A block of data:
* START *

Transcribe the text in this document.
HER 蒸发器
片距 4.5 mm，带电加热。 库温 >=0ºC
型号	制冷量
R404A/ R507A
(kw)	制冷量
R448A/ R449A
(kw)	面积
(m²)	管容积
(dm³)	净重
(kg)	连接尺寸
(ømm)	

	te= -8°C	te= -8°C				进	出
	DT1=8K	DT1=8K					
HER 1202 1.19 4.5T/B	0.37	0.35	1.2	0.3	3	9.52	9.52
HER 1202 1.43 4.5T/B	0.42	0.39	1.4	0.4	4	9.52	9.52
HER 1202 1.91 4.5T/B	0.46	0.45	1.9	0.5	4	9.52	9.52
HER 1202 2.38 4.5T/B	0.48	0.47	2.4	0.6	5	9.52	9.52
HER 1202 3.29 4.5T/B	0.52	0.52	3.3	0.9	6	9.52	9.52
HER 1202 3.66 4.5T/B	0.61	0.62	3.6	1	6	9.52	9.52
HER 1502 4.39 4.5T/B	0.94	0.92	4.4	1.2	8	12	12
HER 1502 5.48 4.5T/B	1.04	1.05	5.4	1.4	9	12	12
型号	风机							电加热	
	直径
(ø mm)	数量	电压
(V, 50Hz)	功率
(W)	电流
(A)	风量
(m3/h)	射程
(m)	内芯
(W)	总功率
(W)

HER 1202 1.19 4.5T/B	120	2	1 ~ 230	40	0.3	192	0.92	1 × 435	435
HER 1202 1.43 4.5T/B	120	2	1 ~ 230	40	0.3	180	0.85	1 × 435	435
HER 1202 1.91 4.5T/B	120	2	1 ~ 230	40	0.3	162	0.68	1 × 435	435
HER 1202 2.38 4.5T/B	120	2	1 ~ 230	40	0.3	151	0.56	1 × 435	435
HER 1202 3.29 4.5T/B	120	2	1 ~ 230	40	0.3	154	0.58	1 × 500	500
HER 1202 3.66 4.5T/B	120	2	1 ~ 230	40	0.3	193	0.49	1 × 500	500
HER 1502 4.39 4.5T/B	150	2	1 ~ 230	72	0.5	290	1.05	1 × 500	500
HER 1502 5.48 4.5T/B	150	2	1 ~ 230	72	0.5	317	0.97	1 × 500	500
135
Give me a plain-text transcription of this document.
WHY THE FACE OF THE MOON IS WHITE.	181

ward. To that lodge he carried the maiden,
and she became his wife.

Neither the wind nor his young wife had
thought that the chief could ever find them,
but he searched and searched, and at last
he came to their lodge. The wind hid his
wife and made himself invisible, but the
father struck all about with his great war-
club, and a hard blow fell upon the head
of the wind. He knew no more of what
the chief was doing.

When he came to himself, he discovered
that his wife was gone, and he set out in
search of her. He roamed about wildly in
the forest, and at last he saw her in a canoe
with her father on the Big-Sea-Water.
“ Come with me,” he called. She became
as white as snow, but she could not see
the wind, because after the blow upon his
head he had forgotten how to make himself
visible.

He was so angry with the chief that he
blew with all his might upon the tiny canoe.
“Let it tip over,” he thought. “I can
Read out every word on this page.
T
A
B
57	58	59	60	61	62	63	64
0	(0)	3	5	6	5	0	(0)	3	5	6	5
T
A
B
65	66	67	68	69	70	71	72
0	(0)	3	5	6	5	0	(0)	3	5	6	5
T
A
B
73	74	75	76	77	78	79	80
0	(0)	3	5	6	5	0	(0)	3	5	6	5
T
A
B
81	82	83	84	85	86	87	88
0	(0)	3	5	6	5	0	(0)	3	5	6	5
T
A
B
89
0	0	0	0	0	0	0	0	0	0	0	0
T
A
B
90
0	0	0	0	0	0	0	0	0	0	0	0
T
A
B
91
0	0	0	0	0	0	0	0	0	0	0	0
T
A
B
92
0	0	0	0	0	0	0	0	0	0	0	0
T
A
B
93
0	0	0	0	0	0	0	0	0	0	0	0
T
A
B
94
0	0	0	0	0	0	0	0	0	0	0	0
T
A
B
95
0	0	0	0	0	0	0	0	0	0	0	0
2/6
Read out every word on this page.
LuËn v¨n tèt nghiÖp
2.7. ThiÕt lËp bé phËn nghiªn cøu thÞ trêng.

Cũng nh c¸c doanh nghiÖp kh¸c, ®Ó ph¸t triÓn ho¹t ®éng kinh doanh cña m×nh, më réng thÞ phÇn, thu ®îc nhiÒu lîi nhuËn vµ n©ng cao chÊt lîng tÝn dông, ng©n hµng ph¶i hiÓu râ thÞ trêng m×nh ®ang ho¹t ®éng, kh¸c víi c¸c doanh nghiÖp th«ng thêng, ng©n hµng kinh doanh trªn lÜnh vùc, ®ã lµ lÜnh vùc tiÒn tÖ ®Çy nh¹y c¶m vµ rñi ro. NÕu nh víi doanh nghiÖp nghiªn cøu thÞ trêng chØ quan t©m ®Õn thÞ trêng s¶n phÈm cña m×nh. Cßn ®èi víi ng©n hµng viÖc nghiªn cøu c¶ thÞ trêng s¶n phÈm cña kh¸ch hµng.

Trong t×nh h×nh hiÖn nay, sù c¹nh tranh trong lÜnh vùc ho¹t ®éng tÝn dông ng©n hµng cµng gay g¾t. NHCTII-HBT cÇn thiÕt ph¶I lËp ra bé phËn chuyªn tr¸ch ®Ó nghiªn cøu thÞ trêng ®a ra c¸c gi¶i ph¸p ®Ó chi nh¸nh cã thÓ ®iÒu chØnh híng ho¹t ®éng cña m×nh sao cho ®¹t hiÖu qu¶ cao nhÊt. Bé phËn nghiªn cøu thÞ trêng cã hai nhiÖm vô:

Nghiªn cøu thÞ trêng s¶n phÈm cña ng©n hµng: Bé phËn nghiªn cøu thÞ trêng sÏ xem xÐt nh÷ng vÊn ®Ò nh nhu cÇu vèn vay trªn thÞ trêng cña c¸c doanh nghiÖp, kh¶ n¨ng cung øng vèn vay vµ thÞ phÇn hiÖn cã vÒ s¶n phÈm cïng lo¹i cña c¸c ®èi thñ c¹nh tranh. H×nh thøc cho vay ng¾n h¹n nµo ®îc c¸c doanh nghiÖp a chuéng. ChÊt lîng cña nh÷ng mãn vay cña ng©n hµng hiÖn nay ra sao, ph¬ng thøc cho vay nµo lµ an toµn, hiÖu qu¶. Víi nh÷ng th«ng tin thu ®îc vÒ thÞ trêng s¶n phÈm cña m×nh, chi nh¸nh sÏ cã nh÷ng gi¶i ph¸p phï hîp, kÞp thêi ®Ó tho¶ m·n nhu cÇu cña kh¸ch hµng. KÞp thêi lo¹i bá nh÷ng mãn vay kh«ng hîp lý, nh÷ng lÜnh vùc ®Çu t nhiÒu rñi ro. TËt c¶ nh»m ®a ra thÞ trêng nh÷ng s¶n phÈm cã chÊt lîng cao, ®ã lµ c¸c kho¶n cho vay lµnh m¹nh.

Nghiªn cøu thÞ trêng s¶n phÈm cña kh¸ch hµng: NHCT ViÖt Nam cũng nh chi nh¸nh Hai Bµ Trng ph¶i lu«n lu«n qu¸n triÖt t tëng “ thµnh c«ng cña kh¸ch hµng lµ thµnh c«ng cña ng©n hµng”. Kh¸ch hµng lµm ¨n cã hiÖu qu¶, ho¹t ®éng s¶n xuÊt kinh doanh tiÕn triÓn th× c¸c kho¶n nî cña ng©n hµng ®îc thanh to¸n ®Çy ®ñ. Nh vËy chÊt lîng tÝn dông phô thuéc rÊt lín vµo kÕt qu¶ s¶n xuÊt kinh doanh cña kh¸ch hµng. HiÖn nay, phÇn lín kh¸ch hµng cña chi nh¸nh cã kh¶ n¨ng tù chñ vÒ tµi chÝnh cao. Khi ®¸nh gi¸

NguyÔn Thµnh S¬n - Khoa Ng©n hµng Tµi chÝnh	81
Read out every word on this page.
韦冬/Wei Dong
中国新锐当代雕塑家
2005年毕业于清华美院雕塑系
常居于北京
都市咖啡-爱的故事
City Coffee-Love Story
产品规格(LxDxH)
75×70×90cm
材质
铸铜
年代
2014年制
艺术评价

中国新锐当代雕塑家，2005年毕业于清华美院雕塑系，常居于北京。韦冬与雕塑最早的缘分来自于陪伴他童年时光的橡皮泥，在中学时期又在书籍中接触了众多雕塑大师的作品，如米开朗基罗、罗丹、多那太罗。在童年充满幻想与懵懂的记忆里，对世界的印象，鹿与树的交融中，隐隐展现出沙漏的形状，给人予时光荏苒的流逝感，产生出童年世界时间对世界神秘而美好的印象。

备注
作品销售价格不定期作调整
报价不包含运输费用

* END *

DESCRIPTION OF THE TASK
Out of the preceding entries, pull every line containing the string "text".

IN RESPONSE
Transcribe the text in this document.
Give me a plain-text transcription of this document.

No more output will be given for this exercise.